_指示内容_:
以下の一覧から文字列「MacOS」を含む行をすべて見つけ、各行を書き写してください。大文字と小文字は区別するものとします。

(コレクションの保存項目)
==========

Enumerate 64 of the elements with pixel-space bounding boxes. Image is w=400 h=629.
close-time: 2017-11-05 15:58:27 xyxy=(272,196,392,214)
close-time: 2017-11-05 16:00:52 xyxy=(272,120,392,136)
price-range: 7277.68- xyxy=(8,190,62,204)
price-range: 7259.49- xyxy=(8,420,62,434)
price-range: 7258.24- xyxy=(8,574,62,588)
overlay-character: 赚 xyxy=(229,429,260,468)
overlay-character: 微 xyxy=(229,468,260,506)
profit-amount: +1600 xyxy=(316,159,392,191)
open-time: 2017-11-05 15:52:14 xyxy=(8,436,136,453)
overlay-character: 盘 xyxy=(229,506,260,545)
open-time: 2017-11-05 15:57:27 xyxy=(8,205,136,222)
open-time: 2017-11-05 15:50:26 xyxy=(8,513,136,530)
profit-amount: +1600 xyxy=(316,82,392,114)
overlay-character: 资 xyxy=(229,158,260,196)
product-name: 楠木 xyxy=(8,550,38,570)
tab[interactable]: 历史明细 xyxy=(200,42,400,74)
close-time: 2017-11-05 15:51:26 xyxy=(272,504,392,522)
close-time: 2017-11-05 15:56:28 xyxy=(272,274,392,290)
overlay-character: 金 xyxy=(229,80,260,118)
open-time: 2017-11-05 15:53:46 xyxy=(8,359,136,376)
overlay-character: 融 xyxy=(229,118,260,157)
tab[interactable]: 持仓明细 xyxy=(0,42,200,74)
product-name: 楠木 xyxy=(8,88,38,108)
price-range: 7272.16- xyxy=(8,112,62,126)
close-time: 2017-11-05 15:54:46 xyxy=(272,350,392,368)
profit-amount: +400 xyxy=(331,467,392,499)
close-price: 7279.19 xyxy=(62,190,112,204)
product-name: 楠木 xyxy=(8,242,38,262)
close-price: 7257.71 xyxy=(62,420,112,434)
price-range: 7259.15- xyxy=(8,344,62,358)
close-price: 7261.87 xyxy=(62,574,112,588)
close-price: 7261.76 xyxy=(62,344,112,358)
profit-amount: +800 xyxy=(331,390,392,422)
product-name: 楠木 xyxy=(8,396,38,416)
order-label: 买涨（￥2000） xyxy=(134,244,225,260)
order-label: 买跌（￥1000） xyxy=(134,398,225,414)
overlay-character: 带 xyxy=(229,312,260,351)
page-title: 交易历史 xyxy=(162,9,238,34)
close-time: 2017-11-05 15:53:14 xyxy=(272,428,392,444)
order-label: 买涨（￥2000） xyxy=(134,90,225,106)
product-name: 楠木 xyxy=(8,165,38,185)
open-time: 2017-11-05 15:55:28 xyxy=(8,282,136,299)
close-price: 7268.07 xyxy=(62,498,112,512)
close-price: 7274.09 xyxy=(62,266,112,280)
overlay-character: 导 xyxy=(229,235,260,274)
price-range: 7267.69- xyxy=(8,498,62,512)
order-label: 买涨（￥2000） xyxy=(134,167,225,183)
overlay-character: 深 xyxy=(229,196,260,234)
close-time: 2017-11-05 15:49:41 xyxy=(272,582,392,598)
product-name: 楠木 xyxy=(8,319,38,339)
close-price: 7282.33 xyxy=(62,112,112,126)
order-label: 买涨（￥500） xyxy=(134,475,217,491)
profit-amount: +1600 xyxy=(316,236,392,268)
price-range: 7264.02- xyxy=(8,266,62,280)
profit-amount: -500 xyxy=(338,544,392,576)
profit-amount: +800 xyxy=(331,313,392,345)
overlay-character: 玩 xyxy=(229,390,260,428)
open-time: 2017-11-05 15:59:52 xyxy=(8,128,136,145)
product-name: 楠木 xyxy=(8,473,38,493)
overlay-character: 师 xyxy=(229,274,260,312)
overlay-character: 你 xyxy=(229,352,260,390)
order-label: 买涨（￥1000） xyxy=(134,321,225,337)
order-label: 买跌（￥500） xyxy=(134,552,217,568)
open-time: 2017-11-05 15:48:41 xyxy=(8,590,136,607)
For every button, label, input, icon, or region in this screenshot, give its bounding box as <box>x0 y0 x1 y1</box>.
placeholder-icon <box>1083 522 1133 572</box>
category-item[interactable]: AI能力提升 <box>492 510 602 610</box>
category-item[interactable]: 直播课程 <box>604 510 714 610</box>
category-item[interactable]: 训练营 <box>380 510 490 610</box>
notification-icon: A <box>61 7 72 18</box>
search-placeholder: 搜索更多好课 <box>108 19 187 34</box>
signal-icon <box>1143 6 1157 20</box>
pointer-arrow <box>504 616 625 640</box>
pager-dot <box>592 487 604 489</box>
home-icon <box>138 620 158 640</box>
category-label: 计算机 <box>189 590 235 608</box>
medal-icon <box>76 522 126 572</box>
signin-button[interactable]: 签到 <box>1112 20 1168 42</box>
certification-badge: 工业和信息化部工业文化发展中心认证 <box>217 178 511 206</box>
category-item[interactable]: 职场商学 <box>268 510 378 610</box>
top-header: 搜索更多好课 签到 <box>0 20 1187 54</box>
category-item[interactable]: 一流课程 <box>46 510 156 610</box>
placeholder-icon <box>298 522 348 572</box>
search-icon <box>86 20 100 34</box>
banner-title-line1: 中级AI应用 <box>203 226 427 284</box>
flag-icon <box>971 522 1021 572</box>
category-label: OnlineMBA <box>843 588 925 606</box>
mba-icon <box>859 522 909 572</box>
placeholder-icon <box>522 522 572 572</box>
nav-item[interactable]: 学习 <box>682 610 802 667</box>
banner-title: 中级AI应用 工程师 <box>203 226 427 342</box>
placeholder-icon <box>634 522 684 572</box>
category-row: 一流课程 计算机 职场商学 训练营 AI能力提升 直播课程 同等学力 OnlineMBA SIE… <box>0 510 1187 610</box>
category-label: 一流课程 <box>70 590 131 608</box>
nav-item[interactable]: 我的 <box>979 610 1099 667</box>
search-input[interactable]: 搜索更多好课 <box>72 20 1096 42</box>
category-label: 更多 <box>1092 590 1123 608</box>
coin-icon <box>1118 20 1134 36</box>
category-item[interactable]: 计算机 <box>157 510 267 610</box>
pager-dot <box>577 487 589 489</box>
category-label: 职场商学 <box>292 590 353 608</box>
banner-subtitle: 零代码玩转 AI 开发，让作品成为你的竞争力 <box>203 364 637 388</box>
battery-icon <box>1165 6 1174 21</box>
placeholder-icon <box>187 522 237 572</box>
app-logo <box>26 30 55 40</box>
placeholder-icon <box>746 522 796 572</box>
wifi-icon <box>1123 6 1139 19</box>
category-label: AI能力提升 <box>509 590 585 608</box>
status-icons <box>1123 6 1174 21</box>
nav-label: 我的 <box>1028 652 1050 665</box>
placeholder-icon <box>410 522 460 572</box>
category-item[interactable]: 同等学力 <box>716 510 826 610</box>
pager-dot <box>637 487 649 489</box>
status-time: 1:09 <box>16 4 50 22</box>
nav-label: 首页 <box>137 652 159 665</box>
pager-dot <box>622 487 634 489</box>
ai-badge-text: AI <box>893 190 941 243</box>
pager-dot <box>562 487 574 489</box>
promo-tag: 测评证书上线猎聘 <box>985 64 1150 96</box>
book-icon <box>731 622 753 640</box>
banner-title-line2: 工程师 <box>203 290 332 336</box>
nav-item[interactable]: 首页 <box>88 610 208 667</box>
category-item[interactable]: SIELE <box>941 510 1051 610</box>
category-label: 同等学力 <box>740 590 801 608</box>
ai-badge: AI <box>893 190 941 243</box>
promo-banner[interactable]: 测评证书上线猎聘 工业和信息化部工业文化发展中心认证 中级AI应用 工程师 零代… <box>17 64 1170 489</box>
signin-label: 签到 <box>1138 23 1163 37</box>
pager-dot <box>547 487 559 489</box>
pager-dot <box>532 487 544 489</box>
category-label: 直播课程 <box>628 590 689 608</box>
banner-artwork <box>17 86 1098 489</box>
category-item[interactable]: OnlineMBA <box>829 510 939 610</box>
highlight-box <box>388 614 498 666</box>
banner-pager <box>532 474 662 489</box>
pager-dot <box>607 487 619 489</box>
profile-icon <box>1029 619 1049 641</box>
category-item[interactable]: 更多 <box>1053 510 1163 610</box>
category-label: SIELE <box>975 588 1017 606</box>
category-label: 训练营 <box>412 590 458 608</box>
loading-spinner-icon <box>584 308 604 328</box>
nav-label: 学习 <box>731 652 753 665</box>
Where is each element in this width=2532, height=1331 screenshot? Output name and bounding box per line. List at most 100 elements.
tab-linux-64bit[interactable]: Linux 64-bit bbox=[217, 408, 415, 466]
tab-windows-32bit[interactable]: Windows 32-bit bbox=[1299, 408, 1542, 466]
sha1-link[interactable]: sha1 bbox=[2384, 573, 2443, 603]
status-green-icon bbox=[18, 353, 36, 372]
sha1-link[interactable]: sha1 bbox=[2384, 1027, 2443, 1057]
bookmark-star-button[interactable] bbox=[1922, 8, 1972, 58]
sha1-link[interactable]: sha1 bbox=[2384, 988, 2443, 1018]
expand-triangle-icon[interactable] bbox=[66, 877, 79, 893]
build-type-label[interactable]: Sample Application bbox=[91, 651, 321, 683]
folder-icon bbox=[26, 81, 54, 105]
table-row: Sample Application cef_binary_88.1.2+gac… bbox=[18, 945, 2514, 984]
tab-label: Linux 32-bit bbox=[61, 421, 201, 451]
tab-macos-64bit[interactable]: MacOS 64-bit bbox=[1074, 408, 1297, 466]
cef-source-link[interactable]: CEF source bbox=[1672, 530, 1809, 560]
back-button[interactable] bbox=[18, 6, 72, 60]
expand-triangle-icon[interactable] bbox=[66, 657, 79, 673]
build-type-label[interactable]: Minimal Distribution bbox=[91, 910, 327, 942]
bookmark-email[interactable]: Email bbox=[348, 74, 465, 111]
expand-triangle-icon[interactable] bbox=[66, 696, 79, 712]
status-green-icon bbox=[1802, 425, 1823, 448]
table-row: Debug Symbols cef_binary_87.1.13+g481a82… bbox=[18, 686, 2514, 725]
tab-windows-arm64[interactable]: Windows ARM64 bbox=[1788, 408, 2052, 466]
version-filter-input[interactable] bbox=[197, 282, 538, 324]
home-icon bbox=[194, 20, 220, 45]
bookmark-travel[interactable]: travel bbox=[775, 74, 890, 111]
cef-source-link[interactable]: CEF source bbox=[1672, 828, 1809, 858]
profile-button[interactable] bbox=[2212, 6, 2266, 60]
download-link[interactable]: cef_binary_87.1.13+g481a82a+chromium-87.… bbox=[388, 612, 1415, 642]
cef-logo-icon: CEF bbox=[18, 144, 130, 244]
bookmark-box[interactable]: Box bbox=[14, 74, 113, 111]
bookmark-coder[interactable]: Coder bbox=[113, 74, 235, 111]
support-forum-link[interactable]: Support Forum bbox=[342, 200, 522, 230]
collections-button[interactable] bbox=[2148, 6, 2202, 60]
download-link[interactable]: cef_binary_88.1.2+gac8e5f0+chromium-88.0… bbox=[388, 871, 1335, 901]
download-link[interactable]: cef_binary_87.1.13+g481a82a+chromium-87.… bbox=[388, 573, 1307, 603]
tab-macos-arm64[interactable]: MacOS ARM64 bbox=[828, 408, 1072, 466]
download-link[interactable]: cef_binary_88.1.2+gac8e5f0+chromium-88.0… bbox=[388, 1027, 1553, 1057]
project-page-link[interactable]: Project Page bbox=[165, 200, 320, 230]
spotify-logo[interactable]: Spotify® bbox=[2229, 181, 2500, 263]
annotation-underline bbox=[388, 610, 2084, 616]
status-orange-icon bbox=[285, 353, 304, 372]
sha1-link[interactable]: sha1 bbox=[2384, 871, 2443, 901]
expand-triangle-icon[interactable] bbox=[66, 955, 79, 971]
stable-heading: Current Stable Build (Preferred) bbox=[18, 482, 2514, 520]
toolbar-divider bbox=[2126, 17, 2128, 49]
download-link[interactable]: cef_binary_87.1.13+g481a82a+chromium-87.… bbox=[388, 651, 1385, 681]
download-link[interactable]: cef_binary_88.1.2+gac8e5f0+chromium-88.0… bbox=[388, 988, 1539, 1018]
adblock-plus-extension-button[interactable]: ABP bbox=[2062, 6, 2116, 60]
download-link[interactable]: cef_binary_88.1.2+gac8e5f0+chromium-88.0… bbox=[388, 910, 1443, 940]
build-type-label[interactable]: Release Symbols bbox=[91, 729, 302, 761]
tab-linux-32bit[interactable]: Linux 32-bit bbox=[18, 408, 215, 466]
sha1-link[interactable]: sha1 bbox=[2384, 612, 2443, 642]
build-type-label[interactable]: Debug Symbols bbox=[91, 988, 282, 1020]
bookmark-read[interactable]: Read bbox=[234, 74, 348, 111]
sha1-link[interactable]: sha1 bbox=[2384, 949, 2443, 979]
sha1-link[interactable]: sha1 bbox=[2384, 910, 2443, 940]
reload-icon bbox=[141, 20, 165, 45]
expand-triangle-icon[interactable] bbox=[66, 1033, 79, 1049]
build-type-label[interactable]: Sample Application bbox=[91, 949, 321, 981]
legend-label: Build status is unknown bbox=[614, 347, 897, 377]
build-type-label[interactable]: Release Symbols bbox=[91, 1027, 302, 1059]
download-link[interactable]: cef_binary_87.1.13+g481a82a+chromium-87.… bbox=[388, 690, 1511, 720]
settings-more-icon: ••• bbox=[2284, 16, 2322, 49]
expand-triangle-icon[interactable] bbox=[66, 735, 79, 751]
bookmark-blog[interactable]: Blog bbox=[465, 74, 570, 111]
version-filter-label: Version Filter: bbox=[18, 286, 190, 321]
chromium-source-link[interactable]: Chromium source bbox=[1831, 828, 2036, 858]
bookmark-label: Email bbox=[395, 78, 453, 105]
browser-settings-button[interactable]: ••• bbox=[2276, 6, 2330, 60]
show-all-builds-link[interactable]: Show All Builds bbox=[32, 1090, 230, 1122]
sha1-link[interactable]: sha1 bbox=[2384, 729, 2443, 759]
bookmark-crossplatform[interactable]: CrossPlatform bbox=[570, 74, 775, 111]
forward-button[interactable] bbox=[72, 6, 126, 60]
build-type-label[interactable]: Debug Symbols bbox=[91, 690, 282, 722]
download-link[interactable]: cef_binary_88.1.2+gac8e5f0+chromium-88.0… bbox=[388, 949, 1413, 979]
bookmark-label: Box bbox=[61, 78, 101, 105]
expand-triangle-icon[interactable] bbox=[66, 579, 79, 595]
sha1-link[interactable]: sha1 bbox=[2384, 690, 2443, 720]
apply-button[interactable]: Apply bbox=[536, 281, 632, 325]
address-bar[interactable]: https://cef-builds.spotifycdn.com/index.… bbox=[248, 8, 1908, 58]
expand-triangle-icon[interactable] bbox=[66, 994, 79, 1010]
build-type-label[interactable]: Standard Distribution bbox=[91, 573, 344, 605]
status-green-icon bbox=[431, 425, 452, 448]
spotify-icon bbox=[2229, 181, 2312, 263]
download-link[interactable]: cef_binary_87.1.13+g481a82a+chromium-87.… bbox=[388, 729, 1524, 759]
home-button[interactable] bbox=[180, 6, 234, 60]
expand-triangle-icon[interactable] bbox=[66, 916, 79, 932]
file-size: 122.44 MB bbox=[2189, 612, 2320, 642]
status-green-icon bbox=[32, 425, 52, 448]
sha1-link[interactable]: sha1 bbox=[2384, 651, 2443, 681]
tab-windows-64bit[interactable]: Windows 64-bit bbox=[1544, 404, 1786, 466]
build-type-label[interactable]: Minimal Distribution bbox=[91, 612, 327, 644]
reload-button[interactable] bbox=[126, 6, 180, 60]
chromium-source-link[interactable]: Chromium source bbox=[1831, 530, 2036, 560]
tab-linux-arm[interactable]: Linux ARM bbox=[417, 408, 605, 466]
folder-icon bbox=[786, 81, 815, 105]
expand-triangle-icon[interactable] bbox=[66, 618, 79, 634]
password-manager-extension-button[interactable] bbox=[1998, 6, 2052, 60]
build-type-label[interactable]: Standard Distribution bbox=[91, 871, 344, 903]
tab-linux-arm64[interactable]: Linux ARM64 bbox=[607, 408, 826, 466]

==========

_出力結果_:
tab-macos-64bit[interactable]: MacOS 64-bit bbox=[1074, 408, 1297, 466]
tab-macos-arm64[interactable]: MacOS ARM64 bbox=[828, 408, 1072, 466]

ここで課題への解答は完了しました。